■ **PROBLEM REQUIREMENTS**
Would you quote the material below in full and unchanged?

■ **INPUT ROWS**

+++

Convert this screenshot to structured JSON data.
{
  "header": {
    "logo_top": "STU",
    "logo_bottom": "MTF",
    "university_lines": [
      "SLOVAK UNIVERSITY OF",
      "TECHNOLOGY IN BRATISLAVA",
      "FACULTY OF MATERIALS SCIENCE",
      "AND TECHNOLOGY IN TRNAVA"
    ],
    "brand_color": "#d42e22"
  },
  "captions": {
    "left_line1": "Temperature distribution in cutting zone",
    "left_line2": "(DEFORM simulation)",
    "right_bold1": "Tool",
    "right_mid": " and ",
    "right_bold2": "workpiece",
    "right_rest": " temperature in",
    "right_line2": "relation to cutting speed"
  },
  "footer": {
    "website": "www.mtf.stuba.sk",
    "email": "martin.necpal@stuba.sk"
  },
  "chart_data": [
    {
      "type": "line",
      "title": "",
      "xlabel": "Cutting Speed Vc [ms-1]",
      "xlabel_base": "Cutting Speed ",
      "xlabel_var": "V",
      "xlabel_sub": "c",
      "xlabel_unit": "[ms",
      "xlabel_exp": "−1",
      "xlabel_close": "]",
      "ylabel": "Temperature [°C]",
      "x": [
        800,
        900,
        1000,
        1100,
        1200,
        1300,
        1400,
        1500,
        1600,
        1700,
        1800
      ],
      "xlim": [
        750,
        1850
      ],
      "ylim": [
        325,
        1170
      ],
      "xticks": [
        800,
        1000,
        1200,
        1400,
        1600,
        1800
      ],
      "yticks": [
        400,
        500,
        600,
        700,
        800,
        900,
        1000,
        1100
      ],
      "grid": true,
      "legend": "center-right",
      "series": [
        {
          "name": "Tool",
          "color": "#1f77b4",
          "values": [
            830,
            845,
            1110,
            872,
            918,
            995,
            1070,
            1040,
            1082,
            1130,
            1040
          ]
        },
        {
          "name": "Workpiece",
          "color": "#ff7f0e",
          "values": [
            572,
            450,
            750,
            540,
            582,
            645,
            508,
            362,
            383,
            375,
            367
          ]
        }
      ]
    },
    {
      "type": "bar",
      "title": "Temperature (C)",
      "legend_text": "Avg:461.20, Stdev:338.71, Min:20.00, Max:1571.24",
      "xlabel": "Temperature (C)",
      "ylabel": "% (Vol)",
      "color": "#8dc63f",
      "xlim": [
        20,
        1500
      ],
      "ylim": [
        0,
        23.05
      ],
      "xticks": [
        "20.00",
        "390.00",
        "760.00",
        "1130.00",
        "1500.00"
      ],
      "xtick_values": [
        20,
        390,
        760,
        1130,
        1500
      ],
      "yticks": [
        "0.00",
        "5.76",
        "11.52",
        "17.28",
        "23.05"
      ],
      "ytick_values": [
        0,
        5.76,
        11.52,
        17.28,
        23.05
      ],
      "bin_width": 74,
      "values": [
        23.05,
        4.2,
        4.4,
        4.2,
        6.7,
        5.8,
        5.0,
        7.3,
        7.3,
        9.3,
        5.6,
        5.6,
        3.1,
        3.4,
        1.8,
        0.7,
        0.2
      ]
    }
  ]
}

+++

■ **TASK SOLUTION**
Convert this screenshot to structured JSON data.
{
  "header": {
    "logo_top": "STU",
    "logo_bottom": "MTF",
    "university_lines": [
      "SLOVAK UNIVERSITY OF",
      "TECHNOLOGY IN BRATISLAVA",
      "FACULTY OF MATERIALS SCIENCE",
      "AND TECHNOLOGY IN TRNAVA"
    ],
    "brand_color": "#d42e22"
  },
  "captions": {
    "left_line1": "Temperature distribution in cutting zone",
    "left_line2": "(DEFORM simulation)",
    "right_bold1": "Tool",
    "right_mid": " and ",
    "right_bold2": "workpiece",
    "right_rest": " temperature in",
    "right_line2": "relation to cutting speed"
  },
  "footer": {
    "website": "www.mtf.stuba.sk",
    "email": "martin.necpal@stuba.sk"
  },
  "chart_data": [
    {
      "type": "line",
      "title": "",
      "xlabel": "Cutting Speed Vc [ms-1]",
      "xlabel_base": "Cutting Speed ",
      "xlabel_var": "V",
      "xlabel_sub": "c",
      "xlabel_unit": "[ms",
      "xlabel_exp": "−1",
      "xlabel_close": "]",
      "ylabel": "Temperature [°C]",
      "x": [
        800,
        900,
        1000,
        1100,
        1200,
        1300,
        1400,
        1500,
        1600,
        1700,
        1800
      ],
      "xlim": [
        750,
        1850
      ],
      "ylim": [
        325,
        1170
      ],
      "xticks": [
        800,
        1000,
        1200,
        1400,
        1600,
        1800
      ],
      "yticks": [
        400,
        500,
        600,
        700,
        800,
        900,
        1000,
        1100
      ],
      "grid": true,
      "legend": "center-right",
      "series": [
        {
          "name": "Tool",
          "color": "#1f77b4",
          "values": [
            830,
            845,
            1110,
            872,
            918,
            995,
            1070,
            1040,
            1082,
            1130,
            1040
          ]
        },
        {
          "name": "Workpiece",
          "color": "#ff7f0e",
          "values": [
            572,
            450,
            750,
            540,
            582,
            645,
            508,
            362,
            383,
            375,
            367
          ]
        }
      ]
    },
    {
      "type": "bar",
      "title": "Temperature (C)",
      "legend_text": "Avg:461.20, Stdev:338.71, Min:20.00, Max:1571.24",
      "xlabel": "Temperature (C)",
      "ylabel": "% (Vol)",
      "color": "#8dc63f",
      "xlim": [
        20,
        1500
      ],
      "ylim": [
        0,
        23.05
      ],
      "xticks": [
        "20.00",
        "390.00",
        "760.00",
        "1130.00",
        "1500.00"
      ],
      "xtick_values": [
        20,
        390,
        760,
        1130,
        1500
      ],
      "yticks": [
        "0.00",
        "5.76",
        "11.52",
        "17.28",
        "23.05"
      ],
      "ytick_values": [
        0,
        5.76,
        11.52,
        17.28,
        23.05
      ],
      "bin_width": 74,
      "values": [
        23.05,
        4.2,
        4.4,
        4.2,
        6.7,
        5.8,
        5.0,
        7.3,
        7.3,
        9.3,
        5.6,
        5.6,
        3.1,
        3.4,
        1.8,
        0.7,
        0.2
      ]
    }
  ]
}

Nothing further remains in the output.